STATED TASK: Tell how many lines in the data below include the word "description". The answer is the number only.

MATERIAL PROVIDED:
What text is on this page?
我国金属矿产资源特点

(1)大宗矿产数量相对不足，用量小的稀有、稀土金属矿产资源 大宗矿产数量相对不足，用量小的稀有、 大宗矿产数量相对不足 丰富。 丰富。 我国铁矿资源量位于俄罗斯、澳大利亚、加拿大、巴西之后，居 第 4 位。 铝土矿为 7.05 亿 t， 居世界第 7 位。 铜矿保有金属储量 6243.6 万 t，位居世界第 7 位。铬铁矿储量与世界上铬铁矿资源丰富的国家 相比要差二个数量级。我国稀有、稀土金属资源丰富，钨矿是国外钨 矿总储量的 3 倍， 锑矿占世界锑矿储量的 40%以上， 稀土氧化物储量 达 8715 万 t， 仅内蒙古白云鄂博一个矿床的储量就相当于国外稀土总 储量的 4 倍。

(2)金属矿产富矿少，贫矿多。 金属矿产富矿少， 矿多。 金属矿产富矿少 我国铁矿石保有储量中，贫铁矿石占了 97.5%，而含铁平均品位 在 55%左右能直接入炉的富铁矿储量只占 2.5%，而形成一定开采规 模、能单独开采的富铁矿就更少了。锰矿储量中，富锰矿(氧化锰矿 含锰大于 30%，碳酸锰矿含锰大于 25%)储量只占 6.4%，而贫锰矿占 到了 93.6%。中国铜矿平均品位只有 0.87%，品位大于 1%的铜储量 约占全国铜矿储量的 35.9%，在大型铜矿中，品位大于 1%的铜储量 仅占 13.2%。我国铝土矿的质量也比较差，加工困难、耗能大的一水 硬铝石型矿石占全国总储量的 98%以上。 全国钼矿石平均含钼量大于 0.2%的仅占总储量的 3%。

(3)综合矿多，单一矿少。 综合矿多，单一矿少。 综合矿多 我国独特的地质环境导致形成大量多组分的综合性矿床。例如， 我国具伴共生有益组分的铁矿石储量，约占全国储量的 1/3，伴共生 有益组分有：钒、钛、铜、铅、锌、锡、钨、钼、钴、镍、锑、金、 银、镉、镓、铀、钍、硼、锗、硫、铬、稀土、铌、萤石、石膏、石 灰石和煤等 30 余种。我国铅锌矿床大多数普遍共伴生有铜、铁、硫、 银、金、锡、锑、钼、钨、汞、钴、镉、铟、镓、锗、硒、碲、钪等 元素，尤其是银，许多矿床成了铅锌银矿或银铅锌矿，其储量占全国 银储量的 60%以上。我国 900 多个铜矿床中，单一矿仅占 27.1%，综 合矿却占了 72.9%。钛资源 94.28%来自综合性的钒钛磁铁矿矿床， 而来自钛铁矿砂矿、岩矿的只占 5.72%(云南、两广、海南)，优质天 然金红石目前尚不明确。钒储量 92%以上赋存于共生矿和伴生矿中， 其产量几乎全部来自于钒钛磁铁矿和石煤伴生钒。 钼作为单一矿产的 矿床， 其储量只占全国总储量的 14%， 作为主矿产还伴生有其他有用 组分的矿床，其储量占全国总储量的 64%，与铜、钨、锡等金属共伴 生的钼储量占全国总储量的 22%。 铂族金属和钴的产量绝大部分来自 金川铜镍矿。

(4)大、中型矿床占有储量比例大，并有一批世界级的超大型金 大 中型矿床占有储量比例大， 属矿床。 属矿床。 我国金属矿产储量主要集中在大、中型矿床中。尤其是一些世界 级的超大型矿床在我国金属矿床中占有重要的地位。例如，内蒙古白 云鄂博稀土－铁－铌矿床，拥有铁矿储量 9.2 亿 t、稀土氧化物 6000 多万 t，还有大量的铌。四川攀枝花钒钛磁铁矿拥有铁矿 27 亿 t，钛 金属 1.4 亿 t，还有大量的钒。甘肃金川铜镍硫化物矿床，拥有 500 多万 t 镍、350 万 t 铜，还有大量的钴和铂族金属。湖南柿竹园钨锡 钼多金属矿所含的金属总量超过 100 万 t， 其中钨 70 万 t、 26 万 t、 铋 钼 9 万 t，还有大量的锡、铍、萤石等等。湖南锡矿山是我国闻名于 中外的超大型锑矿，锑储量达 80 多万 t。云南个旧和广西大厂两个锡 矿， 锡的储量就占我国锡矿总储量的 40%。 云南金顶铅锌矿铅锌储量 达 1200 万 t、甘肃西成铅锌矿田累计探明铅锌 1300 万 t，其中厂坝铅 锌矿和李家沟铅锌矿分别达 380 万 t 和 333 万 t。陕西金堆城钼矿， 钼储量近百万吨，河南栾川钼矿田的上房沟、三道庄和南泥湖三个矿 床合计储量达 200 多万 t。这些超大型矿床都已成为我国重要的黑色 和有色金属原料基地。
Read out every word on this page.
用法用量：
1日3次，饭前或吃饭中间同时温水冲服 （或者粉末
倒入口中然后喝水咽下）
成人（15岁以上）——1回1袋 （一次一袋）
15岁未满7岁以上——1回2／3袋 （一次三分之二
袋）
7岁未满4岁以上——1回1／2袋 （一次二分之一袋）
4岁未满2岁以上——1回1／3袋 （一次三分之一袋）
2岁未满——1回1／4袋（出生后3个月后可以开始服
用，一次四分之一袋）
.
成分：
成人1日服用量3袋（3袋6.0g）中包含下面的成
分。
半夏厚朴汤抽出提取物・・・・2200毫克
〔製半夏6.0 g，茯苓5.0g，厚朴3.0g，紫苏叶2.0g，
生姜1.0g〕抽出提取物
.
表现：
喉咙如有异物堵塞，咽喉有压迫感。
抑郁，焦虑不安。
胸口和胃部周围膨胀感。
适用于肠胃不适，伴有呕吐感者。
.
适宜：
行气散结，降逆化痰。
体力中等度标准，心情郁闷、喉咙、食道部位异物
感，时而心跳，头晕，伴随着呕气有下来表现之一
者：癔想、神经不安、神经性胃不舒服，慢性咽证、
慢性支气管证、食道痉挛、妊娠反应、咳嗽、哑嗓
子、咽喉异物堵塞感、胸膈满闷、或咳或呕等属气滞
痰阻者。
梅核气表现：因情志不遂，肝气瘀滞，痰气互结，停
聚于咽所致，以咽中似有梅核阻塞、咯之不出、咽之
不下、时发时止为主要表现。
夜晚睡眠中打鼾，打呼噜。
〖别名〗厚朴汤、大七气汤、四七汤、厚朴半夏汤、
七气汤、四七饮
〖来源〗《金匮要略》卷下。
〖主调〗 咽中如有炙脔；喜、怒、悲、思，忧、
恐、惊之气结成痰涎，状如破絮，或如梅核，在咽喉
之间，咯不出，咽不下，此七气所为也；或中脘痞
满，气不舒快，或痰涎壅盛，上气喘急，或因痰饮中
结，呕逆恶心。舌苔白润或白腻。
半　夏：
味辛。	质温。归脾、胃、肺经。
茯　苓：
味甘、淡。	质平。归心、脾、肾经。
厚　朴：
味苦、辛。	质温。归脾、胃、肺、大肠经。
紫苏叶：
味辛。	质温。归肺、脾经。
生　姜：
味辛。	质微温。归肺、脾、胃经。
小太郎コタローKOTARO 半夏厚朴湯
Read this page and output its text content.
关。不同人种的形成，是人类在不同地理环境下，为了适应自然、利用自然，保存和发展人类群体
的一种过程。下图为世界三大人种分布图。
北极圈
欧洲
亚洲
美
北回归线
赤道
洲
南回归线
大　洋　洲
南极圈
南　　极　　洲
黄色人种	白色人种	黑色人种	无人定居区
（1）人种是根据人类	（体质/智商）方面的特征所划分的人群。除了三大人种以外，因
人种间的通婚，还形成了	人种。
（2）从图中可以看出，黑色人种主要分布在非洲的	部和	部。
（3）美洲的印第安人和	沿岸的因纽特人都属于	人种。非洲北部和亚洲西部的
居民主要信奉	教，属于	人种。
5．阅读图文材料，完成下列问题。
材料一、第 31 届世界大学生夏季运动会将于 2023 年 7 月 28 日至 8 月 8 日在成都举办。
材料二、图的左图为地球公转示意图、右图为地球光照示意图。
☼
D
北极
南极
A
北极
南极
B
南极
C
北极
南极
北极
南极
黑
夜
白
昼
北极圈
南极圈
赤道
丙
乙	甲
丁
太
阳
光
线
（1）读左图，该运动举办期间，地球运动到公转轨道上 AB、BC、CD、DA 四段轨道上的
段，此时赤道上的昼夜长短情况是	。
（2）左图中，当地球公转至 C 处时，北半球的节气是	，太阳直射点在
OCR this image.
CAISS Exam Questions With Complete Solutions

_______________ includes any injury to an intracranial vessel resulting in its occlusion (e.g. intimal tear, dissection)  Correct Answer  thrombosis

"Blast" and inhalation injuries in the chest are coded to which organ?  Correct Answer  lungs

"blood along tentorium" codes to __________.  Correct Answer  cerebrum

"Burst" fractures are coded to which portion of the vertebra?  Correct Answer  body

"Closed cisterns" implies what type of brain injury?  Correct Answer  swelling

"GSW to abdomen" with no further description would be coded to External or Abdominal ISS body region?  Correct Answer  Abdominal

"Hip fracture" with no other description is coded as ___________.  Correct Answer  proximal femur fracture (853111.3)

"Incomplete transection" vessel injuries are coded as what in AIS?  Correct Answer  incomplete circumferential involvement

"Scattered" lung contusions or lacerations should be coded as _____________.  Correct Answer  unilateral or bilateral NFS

COMPLETE RESPONSE: 2